__THE REQUEST__
Search the records for the word "pages" and report each line that has it.

__DATA LINES__
------------------------------------------------

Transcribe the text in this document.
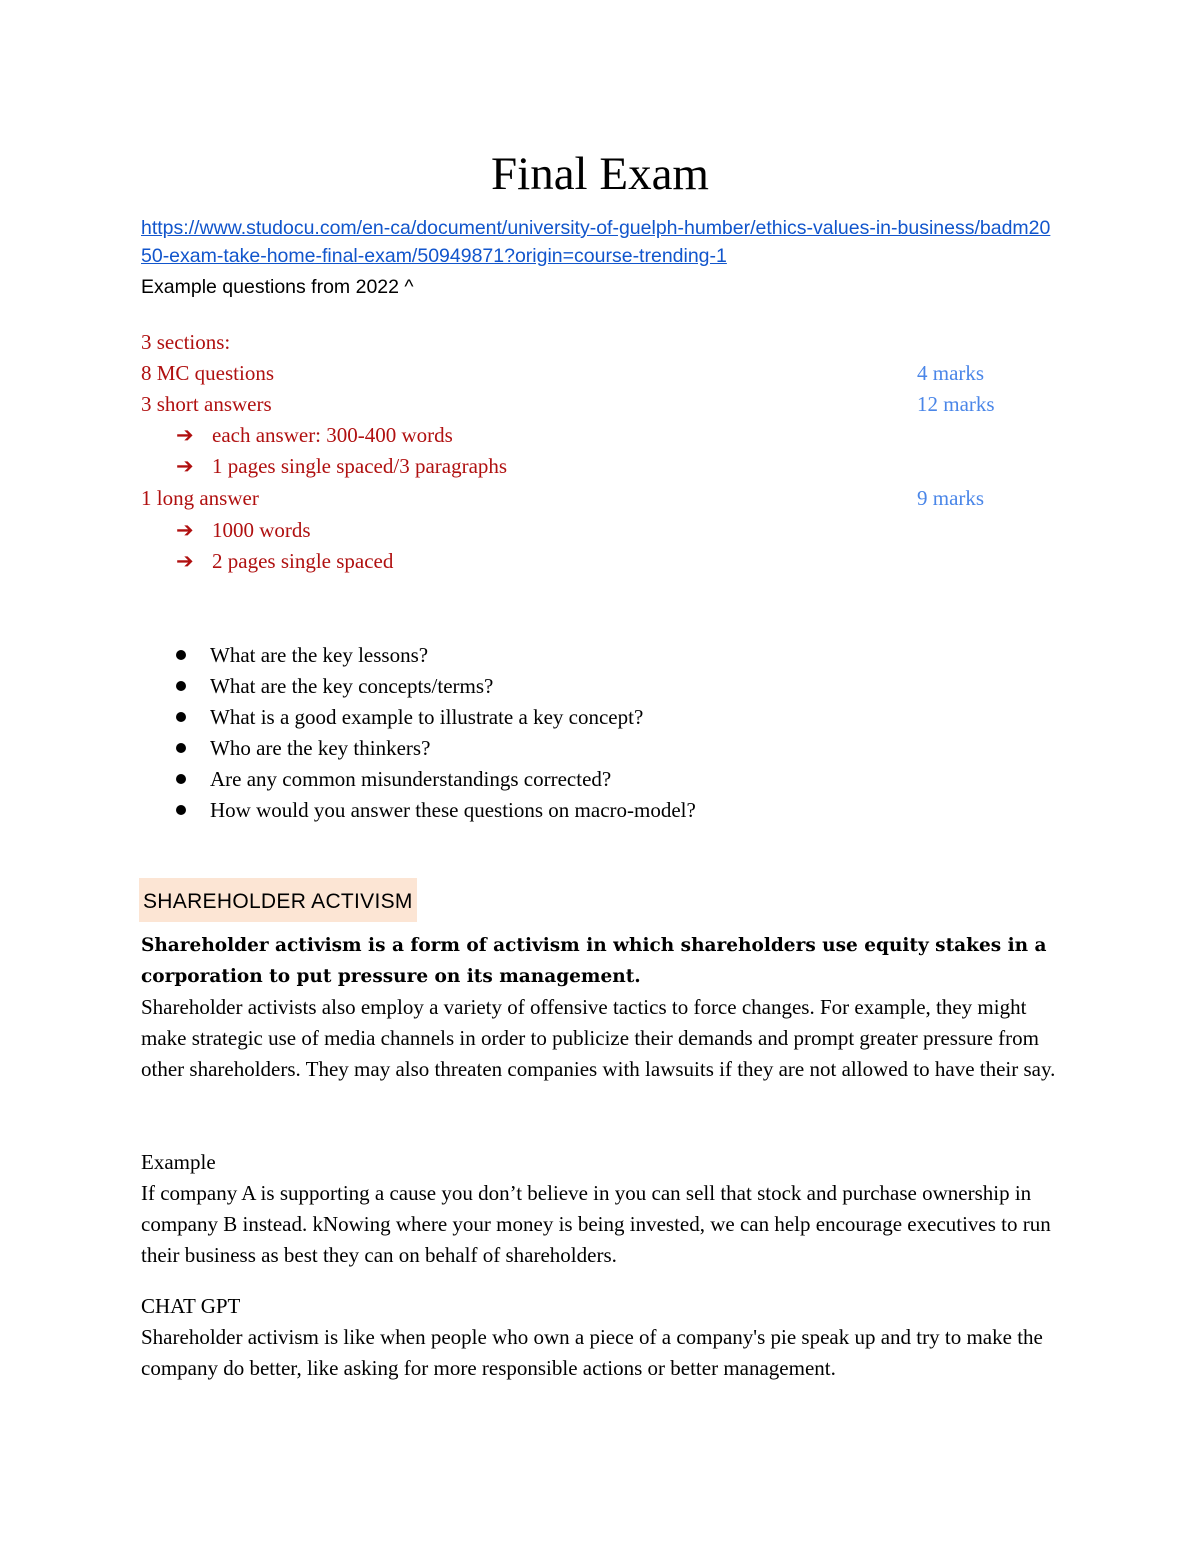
Final Exam
https://www.studocu.com/en-ca/document/university-of-guelph-humber/ethics-values-in-business/badm2050-exam-take-home-final-exam/50949871?origin=course-trending-1
Example questions from 2022 ^
3 sections:
8 MC questions	4 marks
3 short answers	12 marks
➔ each answer: 300-400 words
➔ 1 pages single spaced/3 paragraphs
1 long answer	9 marks
➔ 1000 words
➔ 2 pages single spaced
What are the key lessons?
What are the key concepts/terms?
What is a good example to illustrate a key concept?
Who are the key thinkers?
Are any common misunderstandings corrected?
How would you answer these questions on macro-model?
SHAREHOLDER ACTIVISM
Shareholder activism is a form of activism in which shareholders use equity stakes in a corporation to put pressure on its management.
Shareholder activists also employ a variety of offensive tactics to force changes. For example, they might make strategic use of media channels in order to publicize their demands and prompt greater pressure from other shareholders. They may also threaten companies with lawsuits if they are not allowed to have their say.
Example
If company A is supporting a cause you don’t believe in you can sell that stock and purchase ownership in company B instead. kNowing where your money is being invested, we can help encourage executives to run their business as best they can on behalf of shareholders.
CHAT GPT
Shareholder activism is like when people who own a piece of a company's pie speak up and try to make the company do better, like asking for more responsible actions or better management.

------------------------------------------------

__SOLUTION TO THIS TASK__
➔ 1 pages single spaced/3 paragraphs
➔ 2 pages single spaced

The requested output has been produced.